== Short problem ==
The listing below should be copied in full, word for word.

Saved entries

"""

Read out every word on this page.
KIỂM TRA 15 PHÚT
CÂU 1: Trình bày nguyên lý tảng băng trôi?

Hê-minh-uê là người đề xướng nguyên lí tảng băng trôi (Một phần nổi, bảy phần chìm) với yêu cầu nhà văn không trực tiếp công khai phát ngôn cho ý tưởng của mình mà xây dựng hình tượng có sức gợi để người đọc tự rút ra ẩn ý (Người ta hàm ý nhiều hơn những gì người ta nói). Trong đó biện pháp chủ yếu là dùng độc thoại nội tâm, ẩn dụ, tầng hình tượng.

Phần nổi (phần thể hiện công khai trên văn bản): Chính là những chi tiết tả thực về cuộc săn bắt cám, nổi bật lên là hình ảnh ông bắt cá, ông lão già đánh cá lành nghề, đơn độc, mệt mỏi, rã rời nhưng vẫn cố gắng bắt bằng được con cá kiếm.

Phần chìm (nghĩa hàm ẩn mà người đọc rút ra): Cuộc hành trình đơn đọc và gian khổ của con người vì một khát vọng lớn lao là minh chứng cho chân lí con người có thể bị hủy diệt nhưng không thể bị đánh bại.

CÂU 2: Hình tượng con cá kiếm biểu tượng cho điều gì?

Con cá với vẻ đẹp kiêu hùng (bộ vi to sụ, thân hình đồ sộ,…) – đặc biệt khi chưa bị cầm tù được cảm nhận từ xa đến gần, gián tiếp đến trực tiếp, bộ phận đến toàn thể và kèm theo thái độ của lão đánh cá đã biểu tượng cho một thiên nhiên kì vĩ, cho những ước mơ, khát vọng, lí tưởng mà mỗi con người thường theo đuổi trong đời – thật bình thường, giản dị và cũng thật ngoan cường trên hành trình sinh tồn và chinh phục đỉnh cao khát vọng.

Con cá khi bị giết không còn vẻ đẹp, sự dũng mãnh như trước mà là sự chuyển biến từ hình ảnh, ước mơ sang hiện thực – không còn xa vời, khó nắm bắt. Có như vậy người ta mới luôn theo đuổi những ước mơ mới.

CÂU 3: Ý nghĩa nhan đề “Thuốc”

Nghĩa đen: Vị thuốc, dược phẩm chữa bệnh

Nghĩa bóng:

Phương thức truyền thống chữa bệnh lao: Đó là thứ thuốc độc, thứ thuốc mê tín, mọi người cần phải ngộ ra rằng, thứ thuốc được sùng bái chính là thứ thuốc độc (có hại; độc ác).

"""

== Finished task ==
Read out every word on this page.
KIỂM TRA 15 PHÚT
CÂU 1: Trình bày nguyên lý tảng băng trôi?

Hê-minh-uê là người đề xướng nguyên lí tảng băng trôi (Một phần nổi, bảy phần chìm) với yêu cầu nhà văn không trực tiếp công khai phát ngôn cho ý tưởng của mình mà xây dựng hình tượng có sức gợi để người đọc tự rút ra ẩn ý (Người ta hàm ý nhiều hơn những gì người ta nói). Trong đó biện pháp chủ yếu là dùng độc thoại nội tâm, ẩn dụ, tầng hình tượng.

Phần nổi (phần thể hiện công khai trên văn bản): Chính là những chi tiết tả thực về cuộc săn bắt cám, nổi bật lên là hình ảnh ông bắt cá, ông lão già đánh cá lành nghề, đơn độc, mệt mỏi, rã rời nhưng vẫn cố gắng bắt bằng được con cá kiếm.

Phần chìm (nghĩa hàm ẩn mà người đọc rút ra): Cuộc hành trình đơn đọc và gian khổ của con người vì một khát vọng lớn lao là minh chứng cho chân lí con người có thể bị hủy diệt nhưng không thể bị đánh bại.

CÂU 2: Hình tượng con cá kiếm biểu tượng cho điều gì?

Con cá với vẻ đẹp kiêu hùng (bộ vi to sụ, thân hình đồ sộ,…) – đặc biệt khi chưa bị cầm tù được cảm nhận từ xa đến gần, gián tiếp đến trực tiếp, bộ phận đến toàn thể và kèm theo thái độ của lão đánh cá đã biểu tượng cho một thiên nhiên kì vĩ, cho những ước mơ, khát vọng, lí tưởng mà mỗi con người thường theo đuổi trong đời – thật bình thường, giản dị và cũng thật ngoan cường trên hành trình sinh tồn và chinh phục đỉnh cao khát vọng.

Con cá khi bị giết không còn vẻ đẹp, sự dũng mãnh như trước mà là sự chuyển biến từ hình ảnh, ước mơ sang hiện thực – không còn xa vời, khó nắm bắt. Có như vậy người ta mới luôn theo đuổi những ước mơ mới.

CÂU 3: Ý nghĩa nhan đề “Thuốc”

Nghĩa đen: Vị thuốc, dược phẩm chữa bệnh

Nghĩa bóng:

Phương thức truyền thống chữa bệnh lao: Đó là thứ thuốc độc, thứ thuốc mê tín, mọi người cần phải ngộ ra rằng, thứ thuốc được sùng bái chính là thứ thuốc độc (có hại; độc ác).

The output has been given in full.